## What the task asks
For the data that follows, report how many lines contain the word "modo", and nothing else.

▼

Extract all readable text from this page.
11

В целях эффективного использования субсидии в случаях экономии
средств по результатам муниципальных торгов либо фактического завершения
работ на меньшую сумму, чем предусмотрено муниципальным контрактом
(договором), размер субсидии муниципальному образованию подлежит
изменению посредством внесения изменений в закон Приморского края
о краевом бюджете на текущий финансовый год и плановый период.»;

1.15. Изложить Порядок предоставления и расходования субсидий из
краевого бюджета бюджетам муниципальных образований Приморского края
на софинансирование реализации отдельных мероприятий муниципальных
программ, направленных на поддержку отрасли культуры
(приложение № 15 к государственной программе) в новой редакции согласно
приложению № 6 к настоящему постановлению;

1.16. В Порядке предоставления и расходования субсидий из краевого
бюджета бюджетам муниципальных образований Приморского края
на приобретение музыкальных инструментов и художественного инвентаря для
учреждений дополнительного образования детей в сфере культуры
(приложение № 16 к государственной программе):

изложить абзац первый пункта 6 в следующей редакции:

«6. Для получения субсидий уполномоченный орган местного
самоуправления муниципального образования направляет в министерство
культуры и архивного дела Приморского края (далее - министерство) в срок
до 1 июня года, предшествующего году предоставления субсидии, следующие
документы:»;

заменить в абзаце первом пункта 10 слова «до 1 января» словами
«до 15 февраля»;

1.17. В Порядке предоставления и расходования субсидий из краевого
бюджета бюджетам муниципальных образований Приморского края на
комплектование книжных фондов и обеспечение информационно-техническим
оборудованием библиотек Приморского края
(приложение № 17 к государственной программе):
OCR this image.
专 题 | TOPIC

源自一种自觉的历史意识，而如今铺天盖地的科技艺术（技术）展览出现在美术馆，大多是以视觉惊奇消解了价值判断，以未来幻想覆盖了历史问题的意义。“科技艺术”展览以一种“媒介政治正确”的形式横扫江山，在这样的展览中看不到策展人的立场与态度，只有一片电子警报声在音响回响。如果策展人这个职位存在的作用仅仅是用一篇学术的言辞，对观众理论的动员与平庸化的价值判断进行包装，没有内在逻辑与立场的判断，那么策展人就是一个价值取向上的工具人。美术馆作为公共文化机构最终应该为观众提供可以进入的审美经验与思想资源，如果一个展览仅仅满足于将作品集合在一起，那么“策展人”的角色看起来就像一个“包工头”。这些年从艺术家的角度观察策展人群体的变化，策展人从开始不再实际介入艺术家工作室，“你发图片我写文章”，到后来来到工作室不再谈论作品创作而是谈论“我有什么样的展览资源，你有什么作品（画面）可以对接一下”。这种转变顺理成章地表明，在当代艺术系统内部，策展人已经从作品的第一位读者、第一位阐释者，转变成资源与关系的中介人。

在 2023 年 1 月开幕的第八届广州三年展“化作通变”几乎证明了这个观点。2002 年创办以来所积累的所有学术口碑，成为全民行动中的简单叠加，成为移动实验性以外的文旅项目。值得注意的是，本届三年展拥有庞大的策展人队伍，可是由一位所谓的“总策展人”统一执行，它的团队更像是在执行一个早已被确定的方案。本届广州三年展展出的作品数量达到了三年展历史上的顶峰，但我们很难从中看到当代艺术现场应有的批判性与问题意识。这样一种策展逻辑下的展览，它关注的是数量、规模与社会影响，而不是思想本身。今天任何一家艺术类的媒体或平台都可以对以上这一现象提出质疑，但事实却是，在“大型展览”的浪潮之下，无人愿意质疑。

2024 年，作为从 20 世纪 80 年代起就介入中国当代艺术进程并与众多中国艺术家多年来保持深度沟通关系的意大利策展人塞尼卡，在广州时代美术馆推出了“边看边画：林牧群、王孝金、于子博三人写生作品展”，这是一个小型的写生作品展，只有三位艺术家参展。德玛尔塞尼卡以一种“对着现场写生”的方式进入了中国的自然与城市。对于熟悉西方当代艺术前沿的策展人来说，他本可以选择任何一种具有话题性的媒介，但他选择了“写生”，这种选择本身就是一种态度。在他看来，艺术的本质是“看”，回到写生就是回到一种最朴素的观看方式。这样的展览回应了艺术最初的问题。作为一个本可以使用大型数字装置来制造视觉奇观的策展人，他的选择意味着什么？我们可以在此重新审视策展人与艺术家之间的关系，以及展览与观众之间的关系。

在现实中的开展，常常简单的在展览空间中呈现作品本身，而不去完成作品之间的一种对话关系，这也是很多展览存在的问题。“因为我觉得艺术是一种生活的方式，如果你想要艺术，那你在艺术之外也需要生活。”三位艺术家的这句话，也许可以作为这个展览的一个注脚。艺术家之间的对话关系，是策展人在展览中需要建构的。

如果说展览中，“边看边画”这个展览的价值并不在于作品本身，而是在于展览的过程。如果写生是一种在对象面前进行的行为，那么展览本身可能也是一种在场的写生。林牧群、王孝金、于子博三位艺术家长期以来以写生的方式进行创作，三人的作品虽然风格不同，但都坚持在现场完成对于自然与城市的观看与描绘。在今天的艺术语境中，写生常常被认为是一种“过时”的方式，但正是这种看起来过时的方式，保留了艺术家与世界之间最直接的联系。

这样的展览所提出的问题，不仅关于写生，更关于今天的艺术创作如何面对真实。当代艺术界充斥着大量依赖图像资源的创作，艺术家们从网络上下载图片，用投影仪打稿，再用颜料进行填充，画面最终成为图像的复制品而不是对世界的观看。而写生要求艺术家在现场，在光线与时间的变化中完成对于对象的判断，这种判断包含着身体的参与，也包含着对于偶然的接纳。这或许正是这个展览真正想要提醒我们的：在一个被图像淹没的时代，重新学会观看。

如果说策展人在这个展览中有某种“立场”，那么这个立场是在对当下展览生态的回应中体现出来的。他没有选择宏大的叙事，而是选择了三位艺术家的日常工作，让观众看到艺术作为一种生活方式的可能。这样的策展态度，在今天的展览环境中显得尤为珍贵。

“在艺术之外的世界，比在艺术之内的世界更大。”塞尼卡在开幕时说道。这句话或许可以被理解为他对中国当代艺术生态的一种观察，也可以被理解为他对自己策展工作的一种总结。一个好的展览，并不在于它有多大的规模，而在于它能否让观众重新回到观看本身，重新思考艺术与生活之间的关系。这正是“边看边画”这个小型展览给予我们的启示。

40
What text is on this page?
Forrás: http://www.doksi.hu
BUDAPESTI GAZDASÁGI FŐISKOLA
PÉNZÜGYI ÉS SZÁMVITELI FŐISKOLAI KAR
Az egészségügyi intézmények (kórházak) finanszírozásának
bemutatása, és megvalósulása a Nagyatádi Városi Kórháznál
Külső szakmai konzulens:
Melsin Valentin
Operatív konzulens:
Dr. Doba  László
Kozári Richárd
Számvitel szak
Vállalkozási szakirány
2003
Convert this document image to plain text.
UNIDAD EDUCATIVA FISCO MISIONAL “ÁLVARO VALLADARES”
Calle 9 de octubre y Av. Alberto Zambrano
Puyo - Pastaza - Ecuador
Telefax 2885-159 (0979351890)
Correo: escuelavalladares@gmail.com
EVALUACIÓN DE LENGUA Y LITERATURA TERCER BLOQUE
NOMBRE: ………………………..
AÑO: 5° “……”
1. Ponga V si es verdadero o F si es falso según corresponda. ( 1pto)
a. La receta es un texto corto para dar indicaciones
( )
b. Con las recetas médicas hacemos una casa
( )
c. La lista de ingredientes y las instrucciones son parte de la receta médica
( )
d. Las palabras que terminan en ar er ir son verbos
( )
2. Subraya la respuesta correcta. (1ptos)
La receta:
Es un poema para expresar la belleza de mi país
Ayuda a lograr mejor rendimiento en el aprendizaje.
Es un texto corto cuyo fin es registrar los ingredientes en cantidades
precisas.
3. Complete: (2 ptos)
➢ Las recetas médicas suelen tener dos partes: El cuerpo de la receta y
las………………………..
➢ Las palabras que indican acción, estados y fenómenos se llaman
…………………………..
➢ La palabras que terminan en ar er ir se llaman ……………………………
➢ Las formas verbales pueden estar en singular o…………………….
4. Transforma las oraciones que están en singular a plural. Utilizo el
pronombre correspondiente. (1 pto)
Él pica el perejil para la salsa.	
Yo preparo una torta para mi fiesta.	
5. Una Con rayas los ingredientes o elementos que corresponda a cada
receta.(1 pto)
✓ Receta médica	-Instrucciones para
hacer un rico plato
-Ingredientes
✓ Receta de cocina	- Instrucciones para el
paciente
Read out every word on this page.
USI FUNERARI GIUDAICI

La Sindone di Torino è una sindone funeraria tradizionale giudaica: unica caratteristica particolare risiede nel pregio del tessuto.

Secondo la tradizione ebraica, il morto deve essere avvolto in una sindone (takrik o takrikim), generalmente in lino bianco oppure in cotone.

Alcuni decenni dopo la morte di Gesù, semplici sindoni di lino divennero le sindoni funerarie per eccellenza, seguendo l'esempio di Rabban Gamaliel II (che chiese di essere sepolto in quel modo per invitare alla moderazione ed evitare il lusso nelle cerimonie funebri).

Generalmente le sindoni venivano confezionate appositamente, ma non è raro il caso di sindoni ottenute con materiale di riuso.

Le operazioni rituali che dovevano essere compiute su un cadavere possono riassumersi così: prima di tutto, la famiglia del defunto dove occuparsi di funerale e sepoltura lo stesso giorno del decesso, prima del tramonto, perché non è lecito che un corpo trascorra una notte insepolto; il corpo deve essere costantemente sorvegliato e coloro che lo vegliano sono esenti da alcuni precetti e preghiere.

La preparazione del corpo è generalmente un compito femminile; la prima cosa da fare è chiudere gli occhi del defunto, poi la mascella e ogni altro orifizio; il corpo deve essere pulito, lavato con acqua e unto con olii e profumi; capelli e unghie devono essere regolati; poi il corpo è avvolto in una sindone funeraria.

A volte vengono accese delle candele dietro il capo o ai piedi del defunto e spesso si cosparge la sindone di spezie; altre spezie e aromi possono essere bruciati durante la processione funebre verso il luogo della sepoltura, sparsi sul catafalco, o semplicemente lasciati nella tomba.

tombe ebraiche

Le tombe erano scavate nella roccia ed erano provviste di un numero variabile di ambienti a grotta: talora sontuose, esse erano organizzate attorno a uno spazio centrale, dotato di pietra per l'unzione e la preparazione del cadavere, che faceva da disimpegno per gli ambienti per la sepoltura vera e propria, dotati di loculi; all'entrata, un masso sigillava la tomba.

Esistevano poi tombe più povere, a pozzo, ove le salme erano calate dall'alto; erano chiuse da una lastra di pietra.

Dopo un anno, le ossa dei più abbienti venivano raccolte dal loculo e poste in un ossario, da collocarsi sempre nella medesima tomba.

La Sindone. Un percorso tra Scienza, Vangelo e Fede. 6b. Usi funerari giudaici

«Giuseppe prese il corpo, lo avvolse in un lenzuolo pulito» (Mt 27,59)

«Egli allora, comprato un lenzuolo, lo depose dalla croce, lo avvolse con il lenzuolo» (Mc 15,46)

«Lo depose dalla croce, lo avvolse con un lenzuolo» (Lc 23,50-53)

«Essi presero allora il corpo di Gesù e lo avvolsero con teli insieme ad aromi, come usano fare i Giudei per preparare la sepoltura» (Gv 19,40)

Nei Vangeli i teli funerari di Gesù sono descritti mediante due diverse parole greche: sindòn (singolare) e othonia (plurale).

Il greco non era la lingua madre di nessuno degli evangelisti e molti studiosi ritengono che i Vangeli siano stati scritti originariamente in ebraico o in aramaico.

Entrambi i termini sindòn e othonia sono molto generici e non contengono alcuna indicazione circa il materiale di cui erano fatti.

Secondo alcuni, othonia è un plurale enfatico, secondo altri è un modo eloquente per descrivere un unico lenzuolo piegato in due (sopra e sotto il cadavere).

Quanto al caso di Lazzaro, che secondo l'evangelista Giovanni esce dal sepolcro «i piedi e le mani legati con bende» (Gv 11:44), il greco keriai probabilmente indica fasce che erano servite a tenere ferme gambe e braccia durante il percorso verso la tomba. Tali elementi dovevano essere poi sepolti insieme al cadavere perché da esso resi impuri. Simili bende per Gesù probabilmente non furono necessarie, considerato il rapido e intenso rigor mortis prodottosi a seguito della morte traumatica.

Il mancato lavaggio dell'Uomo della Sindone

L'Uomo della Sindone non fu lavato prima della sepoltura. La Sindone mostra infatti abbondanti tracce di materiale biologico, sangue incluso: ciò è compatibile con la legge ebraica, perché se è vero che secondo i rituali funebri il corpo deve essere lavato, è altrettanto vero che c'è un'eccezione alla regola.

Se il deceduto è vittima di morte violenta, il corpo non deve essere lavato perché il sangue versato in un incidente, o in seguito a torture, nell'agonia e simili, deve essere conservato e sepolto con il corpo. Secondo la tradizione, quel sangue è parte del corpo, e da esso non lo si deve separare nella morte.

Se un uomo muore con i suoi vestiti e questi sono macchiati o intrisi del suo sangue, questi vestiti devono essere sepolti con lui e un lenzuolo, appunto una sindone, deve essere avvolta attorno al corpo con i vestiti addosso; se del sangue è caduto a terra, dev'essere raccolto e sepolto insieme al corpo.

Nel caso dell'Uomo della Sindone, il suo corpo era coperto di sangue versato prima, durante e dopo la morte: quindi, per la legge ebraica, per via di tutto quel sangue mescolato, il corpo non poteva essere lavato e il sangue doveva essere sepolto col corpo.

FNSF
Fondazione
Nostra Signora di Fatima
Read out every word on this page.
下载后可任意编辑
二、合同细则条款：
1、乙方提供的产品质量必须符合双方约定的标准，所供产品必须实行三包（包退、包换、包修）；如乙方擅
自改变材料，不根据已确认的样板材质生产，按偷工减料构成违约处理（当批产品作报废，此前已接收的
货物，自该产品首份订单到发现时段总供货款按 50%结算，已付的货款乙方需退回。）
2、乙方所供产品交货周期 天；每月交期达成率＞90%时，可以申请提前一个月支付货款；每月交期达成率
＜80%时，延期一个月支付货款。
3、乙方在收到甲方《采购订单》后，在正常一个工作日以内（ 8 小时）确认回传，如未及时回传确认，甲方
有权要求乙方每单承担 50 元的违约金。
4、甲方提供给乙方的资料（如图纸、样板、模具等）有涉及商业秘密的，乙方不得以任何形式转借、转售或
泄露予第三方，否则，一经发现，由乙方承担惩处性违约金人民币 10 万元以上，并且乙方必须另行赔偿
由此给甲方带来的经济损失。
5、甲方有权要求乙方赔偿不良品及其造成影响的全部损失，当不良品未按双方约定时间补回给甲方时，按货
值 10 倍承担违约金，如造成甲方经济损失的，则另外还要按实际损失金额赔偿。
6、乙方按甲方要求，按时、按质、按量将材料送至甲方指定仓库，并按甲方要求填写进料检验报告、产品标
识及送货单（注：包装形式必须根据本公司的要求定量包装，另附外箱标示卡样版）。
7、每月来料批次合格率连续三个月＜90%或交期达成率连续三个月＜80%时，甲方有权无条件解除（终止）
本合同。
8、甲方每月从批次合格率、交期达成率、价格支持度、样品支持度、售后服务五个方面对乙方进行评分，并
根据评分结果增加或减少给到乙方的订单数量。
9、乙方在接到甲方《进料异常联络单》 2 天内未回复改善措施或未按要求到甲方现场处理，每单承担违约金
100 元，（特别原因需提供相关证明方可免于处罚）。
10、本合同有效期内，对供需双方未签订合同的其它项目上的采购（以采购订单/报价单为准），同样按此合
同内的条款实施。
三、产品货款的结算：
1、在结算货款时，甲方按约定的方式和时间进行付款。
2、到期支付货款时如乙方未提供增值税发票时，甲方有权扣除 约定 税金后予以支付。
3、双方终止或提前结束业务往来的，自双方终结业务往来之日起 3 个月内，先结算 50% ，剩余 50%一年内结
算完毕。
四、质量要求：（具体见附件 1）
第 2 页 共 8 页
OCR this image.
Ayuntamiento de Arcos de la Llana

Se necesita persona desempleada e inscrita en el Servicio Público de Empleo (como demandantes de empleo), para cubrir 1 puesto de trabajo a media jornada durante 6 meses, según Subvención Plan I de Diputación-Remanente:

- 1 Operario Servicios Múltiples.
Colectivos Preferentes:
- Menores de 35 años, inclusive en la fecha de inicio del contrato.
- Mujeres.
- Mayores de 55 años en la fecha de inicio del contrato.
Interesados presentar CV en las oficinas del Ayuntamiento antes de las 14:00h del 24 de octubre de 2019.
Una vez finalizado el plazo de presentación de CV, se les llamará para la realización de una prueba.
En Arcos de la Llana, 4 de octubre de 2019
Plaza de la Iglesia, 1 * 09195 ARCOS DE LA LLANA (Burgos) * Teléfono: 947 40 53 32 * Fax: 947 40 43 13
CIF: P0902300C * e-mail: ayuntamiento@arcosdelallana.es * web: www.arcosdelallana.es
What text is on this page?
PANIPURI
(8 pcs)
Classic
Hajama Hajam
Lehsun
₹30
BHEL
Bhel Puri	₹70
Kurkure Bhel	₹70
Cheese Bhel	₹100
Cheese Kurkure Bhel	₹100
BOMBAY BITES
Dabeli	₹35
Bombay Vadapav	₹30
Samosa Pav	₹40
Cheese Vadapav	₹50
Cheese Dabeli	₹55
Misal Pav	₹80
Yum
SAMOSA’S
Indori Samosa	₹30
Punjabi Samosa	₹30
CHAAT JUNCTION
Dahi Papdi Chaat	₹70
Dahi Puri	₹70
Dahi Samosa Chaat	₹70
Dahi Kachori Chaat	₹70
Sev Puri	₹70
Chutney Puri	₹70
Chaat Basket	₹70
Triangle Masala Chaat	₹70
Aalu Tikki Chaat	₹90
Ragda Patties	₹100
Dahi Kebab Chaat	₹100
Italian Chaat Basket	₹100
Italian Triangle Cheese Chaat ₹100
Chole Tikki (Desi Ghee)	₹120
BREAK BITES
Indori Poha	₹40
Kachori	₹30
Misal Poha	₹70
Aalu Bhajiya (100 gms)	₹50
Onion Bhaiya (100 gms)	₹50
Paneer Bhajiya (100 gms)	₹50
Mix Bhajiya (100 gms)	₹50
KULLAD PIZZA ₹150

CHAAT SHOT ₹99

▲

## Solution to this problem
2